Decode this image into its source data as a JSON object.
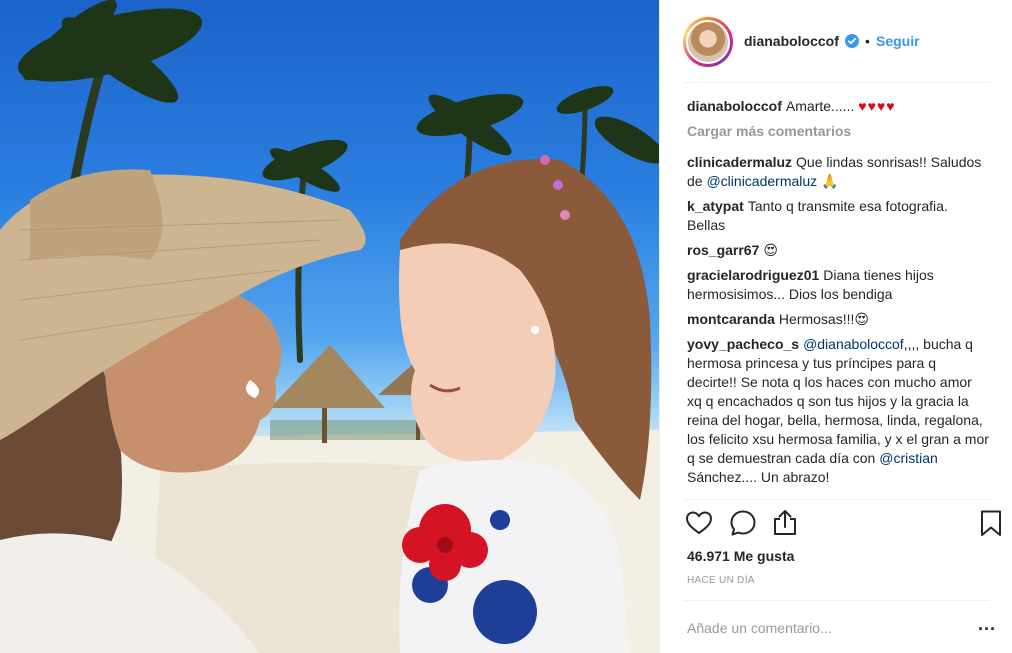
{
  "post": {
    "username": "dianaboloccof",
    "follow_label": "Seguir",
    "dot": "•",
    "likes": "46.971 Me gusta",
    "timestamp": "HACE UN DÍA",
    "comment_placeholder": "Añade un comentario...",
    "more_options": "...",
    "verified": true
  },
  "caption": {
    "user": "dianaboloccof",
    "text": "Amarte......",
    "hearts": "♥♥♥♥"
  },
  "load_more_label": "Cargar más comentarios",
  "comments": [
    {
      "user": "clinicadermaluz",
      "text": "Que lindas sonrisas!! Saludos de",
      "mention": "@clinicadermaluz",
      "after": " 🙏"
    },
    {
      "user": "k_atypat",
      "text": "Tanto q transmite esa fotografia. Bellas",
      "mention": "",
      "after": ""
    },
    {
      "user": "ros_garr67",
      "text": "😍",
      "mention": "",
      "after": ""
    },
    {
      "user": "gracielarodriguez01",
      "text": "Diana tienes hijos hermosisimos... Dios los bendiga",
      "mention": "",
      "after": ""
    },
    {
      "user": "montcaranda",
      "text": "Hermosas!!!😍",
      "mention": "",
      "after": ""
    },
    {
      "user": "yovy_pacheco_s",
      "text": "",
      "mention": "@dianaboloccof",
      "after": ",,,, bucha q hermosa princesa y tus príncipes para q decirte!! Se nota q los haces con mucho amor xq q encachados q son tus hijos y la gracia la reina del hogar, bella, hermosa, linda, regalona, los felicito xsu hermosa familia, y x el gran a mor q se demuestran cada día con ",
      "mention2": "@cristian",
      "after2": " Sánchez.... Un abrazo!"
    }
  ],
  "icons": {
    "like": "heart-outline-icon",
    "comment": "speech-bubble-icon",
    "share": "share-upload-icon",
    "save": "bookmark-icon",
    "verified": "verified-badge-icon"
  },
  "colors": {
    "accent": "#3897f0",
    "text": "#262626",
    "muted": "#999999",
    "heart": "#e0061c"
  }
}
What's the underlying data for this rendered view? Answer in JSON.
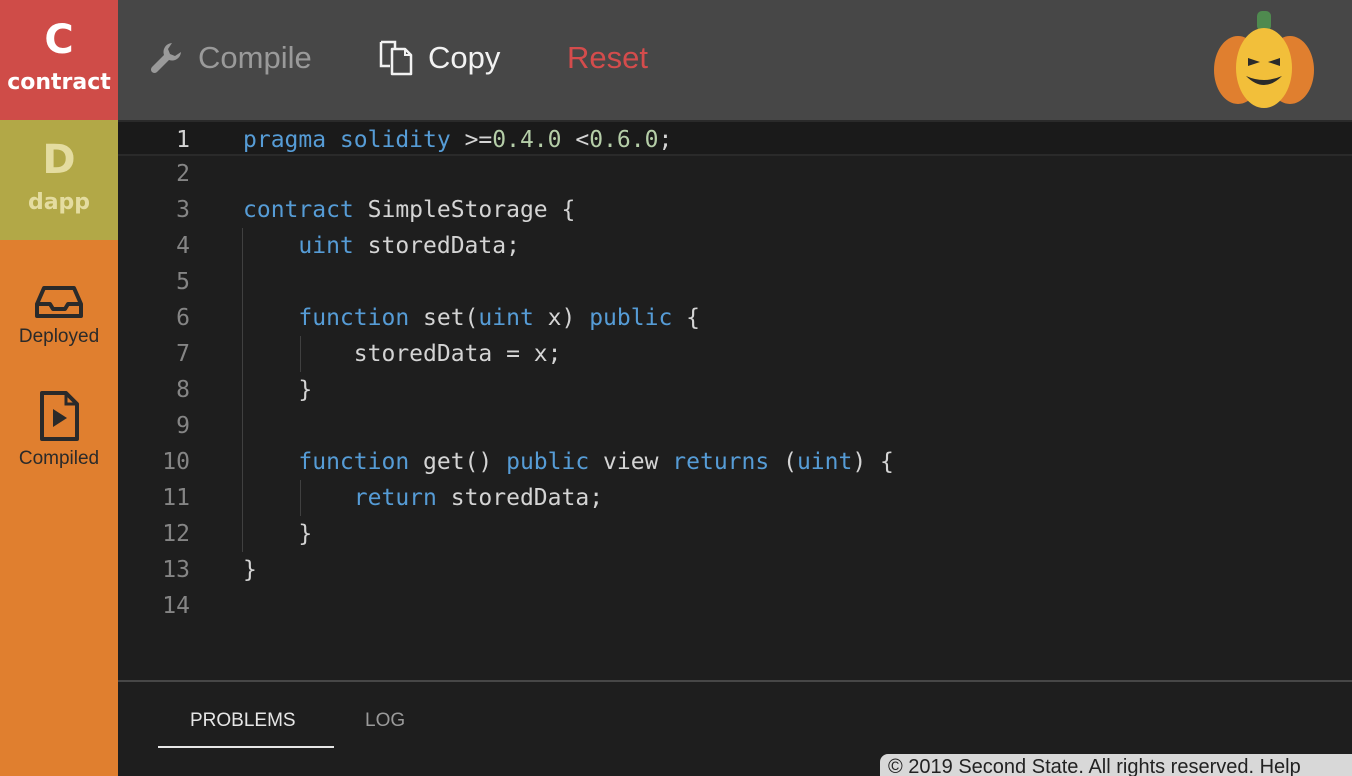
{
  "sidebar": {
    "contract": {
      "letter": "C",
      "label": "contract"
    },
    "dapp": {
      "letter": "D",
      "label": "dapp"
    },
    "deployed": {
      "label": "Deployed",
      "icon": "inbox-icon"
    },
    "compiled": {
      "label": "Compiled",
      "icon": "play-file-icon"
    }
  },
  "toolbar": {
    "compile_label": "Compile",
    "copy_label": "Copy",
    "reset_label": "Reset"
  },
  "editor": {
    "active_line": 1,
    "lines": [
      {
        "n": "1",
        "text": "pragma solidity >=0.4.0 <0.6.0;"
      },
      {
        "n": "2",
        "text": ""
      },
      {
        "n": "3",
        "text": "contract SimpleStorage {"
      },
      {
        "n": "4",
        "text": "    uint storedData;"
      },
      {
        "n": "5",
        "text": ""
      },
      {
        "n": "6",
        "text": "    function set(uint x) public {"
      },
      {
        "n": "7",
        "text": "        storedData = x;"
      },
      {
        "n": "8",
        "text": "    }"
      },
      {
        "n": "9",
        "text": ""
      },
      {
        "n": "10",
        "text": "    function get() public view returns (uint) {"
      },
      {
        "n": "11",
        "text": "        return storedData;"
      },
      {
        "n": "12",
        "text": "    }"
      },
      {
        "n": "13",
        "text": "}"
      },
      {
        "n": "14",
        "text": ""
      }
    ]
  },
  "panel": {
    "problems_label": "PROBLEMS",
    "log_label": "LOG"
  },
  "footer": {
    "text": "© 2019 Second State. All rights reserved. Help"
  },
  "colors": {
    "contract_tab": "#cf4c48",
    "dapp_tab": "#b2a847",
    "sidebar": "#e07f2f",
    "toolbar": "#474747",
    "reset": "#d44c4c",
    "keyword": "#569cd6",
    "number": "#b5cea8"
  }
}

────────────────────

## Exercise objective
Output all of the data exactly as it stands, minus any images.

## Written response
Decode this image into its source data as a JSON object.
{
  "post": {
    "username": "dianaboloccof",
    "follow_label": "Seguir",
    "dot": "•",
    "likes": "46.971 Me gusta",
    "timestamp": "HACE UN DÍA",
    "comment_placeholder": "Añade un comentario...",
    "more_options": "...",
    "verified": true
  },
  "caption": {
    "user": "dianaboloccof",
    "text": "Amarte......",
    "hearts": "♥♥♥♥"
  },
  "load_more_label": "Cargar más comentarios",
  "comments": [
    {
      "user": "clinicadermaluz",
      "text": "Que lindas sonrisas!! Saludos de",
      "mention": "@clinicadermaluz",
      "after": " 🙏"
    },
    {
      "user": "k_atypat",
      "text": "Tanto q transmite esa fotografia. Bellas",
      "mention": "",
      "after": ""
    },
    {
      "user": "ros_garr67",
      "text": "😍",
      "mention": "",
      "after": ""
    },
    {
      "user": "gracielarodriguez01",
      "text": "Diana tienes hijos hermosisimos... Dios los bendiga",
      "mention": "",
      "after": ""
    },
    {
      "user": "montcaranda",
      "text": "Hermosas!!!😍",
      "mention": "",
      "after": ""
    },
    {
      "user": "yovy_pacheco_s",
      "text": "",
      "mention": "@dianaboloccof",
      "after": ",,,, bucha q hermosa princesa y tus príncipes para q decirte!! Se nota q los haces con mucho amor xq q encachados q son tus hijos y la gracia la reina del hogar, bella, hermosa, linda, regalona, los felicito xsu hermosa familia, y x el gran a mor q se demuestran cada día con ",
      "mention2": "@cristian",
      "after2": " Sánchez.... Un abrazo!"
    }
  ],
  "icons": {
    "like": "heart-outline-icon",
    "comment": "speech-bubble-icon",
    "share": "share-upload-icon",
    "save": "bookmark-icon",
    "verified": "verified-badge-icon"
  },
  "colors": {
    "accent": "#3897f0",
    "text": "#262626",
    "muted": "#999999",
    "heart": "#e0061c"
  }
}
What's the underlying data for this rendered view? Answer in JSON.
{
  "sidebar": {
    "contract": {
      "letter": "C",
      "label": "contract"
    },
    "dapp": {
      "letter": "D",
      "label": "dapp"
    },
    "deployed": {
      "label": "Deployed",
      "icon": "inbox-icon"
    },
    "compiled": {
      "label": "Compiled",
      "icon": "play-file-icon"
    }
  },
  "toolbar": {
    "compile_label": "Compile",
    "copy_label": "Copy",
    "reset_label": "Reset"
  },
  "editor": {
    "active_line": 1,
    "lines": [
      {
        "n": "1",
        "text": "pragma solidity >=0.4.0 <0.6.0;"
      },
      {
        "n": "2",
        "text": ""
      },
      {
        "n": "3",
        "text": "contract SimpleStorage {"
      },
      {
        "n": "4",
        "text": "    uint storedData;"
      },
      {
        "n": "5",
        "text": ""
      },
      {
        "n": "6",
        "text": "    function set(uint x) public {"
      },
      {
        "n": "7",
        "text": "        storedData = x;"
      },
      {
        "n": "8",
        "text": "    }"
      },
      {
        "n": "9",
        "text": ""
      },
      {
        "n": "10",
        "text": "    function get() public view returns (uint) {"
      },
      {
        "n": "11",
        "text": "        return storedData;"
      },
      {
        "n": "12",
        "text": "    }"
      },
      {
        "n": "13",
        "text": "}"
      },
      {
        "n": "14",
        "text": ""
      }
    ]
  },
  "panel": {
    "problems_label": "PROBLEMS",
    "log_label": "LOG"
  },
  "footer": {
    "text": "© 2019 Second State. All rights reserved. Help"
  },
  "colors": {
    "contract_tab": "#cf4c48",
    "dapp_tab": "#b2a847",
    "sidebar": "#e07f2f",
    "toolbar": "#474747",
    "reset": "#d44c4c",
    "keyword": "#569cd6",
    "number": "#b5cea8"
  }
}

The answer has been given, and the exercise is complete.